Out of all the lines below, count those with the word "ruchów". Give the number only.
▽
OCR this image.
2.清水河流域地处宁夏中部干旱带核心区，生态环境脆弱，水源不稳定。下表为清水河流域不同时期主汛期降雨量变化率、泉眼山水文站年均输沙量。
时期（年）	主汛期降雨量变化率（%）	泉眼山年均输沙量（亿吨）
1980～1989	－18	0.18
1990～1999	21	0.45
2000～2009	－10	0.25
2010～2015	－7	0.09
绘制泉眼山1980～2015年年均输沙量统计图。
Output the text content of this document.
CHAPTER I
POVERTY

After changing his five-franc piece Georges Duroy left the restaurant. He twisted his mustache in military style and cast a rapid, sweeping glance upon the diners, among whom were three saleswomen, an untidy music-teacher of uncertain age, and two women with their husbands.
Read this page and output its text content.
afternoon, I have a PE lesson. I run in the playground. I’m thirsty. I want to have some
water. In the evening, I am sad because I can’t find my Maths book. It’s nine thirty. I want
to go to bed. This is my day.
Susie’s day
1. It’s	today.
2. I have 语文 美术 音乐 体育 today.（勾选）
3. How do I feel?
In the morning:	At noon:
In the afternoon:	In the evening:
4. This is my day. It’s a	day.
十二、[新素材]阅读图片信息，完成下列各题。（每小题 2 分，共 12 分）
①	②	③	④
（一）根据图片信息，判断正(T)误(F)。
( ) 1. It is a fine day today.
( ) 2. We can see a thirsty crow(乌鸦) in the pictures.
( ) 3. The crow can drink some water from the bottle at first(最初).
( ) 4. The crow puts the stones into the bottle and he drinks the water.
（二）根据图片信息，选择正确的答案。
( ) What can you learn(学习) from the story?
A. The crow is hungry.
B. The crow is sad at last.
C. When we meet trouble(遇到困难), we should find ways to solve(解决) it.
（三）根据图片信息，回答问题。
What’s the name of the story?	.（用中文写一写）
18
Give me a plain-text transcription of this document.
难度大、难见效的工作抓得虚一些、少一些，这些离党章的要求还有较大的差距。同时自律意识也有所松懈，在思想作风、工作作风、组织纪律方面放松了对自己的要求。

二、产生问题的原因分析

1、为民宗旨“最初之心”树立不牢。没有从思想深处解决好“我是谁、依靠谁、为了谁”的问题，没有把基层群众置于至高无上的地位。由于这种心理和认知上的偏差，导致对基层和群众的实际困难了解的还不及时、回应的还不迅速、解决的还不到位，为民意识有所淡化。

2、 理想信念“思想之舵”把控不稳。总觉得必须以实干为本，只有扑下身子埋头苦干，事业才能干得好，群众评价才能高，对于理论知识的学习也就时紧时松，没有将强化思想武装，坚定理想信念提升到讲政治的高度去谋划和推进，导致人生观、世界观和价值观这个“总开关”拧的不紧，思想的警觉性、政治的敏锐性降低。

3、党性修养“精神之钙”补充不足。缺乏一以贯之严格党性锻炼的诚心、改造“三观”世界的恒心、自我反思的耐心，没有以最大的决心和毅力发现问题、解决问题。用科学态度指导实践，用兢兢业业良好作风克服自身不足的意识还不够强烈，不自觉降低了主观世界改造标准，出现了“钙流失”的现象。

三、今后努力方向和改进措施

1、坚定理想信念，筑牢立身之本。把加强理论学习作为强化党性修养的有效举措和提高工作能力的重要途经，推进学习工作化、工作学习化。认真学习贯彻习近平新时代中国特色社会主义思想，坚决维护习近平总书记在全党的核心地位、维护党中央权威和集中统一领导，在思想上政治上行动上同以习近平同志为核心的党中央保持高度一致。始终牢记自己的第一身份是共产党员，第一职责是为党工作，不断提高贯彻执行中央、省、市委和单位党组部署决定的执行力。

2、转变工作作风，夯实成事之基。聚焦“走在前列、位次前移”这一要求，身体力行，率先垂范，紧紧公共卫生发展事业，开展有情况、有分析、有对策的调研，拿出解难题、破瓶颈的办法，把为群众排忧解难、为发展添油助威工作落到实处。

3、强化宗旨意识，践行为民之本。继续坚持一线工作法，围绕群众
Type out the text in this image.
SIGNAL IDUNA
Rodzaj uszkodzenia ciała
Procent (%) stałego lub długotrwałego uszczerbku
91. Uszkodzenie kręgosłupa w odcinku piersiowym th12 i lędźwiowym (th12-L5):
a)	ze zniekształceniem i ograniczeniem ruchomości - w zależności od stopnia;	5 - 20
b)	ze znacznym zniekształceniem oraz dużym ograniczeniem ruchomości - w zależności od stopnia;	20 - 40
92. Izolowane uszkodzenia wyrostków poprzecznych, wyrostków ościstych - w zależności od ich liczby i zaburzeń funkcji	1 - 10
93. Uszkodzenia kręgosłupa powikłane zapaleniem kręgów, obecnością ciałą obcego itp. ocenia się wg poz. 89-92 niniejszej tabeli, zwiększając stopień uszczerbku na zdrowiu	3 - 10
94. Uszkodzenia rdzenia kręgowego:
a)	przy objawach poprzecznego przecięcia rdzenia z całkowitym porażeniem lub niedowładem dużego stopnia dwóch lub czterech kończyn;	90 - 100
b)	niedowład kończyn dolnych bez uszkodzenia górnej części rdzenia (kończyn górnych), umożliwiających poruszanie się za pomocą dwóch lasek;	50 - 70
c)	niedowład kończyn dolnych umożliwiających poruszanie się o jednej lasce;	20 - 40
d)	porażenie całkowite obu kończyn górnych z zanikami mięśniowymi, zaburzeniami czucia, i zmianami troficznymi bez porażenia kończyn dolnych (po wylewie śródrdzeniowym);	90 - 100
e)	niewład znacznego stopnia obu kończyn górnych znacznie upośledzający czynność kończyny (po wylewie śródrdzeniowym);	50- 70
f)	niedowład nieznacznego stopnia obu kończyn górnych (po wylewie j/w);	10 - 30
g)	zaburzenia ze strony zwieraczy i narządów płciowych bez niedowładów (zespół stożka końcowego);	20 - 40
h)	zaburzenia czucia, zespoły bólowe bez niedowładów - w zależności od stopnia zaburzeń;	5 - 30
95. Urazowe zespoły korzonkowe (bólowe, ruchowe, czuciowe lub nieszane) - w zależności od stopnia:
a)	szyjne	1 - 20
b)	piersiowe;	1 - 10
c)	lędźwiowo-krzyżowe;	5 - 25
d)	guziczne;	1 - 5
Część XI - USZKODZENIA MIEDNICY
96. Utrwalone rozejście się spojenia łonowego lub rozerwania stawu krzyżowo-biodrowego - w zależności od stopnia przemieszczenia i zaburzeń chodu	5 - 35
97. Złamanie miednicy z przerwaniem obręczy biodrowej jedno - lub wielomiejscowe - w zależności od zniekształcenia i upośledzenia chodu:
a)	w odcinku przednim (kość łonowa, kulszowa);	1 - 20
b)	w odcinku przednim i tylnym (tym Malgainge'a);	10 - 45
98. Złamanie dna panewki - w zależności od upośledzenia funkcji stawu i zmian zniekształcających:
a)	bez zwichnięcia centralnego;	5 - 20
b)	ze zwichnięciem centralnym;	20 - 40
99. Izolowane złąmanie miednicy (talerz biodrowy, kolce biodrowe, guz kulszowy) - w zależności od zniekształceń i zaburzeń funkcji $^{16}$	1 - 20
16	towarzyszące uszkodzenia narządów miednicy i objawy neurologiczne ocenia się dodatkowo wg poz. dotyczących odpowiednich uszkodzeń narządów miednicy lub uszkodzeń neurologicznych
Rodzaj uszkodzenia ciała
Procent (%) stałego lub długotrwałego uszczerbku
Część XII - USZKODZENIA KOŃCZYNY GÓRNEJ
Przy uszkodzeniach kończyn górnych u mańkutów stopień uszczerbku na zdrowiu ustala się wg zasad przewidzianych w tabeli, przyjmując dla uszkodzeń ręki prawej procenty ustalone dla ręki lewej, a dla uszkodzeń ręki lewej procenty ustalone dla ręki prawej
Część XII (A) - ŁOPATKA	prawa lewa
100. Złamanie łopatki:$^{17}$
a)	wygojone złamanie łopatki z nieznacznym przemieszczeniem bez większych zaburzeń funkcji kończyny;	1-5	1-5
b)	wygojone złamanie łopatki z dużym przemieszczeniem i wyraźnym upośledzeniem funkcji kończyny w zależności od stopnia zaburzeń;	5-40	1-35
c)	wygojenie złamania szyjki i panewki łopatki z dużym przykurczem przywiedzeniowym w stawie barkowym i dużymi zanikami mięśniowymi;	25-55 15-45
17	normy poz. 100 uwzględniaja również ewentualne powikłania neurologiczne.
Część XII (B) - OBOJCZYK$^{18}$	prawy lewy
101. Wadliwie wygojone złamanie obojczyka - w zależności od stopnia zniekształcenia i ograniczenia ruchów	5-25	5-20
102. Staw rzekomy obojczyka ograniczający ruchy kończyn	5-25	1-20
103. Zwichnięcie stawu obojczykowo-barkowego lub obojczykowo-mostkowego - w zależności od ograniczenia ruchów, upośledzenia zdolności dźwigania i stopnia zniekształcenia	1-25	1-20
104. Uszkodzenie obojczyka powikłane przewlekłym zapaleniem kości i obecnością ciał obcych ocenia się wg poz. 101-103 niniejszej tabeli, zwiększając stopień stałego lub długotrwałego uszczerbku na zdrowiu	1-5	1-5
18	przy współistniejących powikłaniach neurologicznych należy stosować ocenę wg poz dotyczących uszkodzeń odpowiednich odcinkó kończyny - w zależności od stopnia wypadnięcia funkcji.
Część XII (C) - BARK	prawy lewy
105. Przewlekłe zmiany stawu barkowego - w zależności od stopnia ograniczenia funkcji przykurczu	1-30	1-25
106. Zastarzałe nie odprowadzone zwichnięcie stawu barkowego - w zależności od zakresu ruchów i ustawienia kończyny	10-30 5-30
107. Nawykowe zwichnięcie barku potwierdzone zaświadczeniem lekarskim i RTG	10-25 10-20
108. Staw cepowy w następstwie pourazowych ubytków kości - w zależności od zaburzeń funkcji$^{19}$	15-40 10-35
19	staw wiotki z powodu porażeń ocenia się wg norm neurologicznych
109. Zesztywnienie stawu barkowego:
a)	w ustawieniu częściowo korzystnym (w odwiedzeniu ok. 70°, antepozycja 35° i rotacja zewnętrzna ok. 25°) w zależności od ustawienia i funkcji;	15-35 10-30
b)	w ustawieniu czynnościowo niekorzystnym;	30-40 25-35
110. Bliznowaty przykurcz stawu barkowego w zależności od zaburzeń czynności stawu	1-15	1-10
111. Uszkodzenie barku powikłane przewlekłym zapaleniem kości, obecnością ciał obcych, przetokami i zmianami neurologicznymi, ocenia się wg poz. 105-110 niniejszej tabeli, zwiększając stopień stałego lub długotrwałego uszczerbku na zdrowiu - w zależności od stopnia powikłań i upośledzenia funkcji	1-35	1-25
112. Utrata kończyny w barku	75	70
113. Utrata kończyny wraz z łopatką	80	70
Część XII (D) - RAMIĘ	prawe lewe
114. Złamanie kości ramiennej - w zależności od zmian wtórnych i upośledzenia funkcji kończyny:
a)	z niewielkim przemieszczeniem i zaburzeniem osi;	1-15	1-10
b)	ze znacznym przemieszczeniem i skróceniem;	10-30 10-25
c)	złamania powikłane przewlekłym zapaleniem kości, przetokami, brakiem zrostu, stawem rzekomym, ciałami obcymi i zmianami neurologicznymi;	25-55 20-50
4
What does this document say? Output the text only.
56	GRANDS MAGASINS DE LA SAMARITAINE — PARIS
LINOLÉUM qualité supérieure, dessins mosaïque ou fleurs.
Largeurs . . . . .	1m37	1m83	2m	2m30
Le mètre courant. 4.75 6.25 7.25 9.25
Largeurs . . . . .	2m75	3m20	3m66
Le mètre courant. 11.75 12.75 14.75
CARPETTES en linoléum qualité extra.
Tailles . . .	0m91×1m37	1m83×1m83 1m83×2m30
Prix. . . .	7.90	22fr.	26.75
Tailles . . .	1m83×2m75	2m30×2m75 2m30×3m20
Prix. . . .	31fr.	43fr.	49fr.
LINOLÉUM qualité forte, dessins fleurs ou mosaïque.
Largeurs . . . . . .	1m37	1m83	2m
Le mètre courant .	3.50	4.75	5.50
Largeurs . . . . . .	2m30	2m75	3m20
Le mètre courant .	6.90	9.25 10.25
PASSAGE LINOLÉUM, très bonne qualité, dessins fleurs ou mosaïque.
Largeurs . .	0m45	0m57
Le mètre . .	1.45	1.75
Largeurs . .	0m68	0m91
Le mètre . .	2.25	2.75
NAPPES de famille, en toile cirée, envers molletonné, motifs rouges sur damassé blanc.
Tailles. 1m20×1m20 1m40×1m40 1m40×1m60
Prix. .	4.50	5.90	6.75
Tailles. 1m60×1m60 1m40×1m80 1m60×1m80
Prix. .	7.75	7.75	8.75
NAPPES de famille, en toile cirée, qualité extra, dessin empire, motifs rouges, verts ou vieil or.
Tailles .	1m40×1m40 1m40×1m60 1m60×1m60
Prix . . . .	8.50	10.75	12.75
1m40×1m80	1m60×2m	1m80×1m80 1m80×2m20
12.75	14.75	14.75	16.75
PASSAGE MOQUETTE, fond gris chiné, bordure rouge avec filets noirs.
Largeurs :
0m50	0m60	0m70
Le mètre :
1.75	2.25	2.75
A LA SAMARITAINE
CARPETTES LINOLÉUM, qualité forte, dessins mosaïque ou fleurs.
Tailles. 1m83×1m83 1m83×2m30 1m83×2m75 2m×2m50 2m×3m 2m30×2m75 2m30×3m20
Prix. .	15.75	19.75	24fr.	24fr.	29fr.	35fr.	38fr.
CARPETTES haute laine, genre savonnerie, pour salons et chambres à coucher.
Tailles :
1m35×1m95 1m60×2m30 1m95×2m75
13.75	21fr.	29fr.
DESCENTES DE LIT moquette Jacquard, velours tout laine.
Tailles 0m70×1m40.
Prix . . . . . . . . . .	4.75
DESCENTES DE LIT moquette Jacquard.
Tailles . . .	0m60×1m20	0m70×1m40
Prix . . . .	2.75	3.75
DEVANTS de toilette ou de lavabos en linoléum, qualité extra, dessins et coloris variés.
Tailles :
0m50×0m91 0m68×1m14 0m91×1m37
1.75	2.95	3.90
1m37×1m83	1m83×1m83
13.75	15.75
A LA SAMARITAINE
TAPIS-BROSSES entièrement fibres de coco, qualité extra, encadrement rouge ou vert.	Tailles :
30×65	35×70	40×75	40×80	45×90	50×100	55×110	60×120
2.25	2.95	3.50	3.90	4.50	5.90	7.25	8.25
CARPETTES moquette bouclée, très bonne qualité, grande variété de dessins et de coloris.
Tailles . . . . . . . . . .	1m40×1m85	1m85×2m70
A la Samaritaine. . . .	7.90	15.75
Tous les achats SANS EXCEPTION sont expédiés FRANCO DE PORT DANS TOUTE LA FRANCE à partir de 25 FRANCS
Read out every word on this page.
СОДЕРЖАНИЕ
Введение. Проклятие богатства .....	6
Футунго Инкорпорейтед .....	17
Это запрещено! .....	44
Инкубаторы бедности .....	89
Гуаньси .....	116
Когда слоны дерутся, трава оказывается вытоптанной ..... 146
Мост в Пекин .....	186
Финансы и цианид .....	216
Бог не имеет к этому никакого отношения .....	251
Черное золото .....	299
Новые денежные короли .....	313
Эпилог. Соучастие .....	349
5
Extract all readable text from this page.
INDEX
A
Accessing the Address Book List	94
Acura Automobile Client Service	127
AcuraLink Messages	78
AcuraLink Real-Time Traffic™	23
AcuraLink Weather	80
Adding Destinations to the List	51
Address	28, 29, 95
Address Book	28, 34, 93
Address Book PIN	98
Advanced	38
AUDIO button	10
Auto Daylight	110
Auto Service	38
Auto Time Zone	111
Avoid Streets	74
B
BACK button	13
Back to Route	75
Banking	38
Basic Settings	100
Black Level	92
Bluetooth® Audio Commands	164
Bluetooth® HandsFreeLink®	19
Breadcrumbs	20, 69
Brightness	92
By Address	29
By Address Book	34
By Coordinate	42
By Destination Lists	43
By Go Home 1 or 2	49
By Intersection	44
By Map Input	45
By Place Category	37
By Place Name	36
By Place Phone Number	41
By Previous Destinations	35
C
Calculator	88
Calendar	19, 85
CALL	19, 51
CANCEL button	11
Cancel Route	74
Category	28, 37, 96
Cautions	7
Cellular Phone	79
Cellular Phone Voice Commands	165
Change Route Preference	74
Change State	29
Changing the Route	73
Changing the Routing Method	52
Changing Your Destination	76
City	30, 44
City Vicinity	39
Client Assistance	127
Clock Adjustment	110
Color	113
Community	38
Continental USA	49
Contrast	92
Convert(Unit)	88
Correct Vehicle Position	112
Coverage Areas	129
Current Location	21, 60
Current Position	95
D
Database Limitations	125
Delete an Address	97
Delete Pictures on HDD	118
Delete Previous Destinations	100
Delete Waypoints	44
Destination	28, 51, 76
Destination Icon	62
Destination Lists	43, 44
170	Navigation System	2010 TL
△
== Final result ==
3